= Task details =
Find the lines holding "this" and copy them.

Stored data entries
▼▼▼
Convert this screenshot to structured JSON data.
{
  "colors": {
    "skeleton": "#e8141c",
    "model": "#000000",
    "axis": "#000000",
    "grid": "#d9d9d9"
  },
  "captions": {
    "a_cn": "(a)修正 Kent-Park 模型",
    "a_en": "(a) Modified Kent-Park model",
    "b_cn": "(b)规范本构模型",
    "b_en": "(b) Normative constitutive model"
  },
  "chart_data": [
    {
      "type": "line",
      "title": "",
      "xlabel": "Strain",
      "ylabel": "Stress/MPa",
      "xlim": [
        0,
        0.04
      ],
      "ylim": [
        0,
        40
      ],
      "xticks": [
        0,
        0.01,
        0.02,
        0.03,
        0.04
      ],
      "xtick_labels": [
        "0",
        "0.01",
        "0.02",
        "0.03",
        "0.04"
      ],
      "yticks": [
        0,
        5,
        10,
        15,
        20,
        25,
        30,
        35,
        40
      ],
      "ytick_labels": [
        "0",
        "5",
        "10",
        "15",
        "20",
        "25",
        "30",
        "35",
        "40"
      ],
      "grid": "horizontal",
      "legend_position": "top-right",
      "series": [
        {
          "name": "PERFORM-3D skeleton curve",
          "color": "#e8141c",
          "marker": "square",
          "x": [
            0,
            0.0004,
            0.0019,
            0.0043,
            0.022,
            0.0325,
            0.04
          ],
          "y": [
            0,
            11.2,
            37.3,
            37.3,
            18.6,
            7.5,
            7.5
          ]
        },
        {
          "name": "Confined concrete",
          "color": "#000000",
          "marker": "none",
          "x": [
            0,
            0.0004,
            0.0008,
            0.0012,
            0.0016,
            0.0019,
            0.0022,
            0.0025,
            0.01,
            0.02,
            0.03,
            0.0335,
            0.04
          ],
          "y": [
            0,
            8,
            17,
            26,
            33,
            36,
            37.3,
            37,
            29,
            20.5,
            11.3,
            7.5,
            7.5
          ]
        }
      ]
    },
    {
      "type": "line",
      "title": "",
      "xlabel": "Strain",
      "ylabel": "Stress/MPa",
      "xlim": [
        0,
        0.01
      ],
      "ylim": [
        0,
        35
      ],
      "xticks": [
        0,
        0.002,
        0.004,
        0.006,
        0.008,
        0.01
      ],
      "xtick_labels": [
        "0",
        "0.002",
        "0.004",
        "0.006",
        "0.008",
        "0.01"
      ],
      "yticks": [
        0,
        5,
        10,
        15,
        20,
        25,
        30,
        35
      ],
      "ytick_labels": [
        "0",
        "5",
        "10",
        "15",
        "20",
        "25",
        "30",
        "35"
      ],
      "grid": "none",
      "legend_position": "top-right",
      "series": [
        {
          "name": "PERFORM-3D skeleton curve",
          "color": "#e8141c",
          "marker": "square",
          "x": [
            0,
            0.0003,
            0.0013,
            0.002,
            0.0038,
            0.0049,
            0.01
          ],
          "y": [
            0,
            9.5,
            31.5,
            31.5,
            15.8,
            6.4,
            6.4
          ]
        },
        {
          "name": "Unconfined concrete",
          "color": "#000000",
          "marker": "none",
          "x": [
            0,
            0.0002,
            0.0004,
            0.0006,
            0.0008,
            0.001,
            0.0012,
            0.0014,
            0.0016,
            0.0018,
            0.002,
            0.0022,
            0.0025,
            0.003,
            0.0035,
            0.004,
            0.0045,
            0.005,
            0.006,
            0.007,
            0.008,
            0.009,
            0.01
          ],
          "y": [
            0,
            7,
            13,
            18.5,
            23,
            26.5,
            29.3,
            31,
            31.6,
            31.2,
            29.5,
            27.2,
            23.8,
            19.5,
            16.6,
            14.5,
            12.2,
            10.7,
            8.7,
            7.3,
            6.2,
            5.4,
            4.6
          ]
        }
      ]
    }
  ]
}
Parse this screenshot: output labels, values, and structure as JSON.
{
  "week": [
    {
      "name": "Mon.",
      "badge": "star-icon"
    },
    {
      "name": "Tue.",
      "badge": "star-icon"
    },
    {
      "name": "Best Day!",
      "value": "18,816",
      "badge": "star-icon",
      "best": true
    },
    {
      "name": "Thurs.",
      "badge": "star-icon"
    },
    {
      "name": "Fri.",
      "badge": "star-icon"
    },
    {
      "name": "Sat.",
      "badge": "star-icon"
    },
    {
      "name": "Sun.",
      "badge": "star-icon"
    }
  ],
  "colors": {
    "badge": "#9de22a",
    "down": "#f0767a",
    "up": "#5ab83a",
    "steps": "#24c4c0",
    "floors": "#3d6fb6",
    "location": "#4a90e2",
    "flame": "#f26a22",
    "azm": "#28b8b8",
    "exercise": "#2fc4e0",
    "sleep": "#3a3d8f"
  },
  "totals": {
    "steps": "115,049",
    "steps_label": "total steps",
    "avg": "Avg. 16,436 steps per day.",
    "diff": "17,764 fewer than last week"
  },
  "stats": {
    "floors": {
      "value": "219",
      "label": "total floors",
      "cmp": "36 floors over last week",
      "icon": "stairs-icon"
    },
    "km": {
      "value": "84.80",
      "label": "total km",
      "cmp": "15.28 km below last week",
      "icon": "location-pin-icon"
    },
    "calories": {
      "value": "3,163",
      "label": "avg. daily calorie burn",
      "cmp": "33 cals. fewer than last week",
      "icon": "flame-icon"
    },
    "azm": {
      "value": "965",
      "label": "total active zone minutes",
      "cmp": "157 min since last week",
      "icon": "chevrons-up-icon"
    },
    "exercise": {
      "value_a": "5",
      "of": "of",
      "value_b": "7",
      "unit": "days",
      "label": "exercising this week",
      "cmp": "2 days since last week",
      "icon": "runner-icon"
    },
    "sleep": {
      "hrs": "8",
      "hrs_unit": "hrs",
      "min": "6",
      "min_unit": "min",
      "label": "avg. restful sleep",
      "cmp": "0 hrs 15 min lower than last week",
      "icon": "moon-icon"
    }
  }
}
▲▲▲
= Full output =
Convert this screenshot to structured JSON data.
Parse this screenshot: output labels, values, and structure as JSON.
      "label": "exercising this week",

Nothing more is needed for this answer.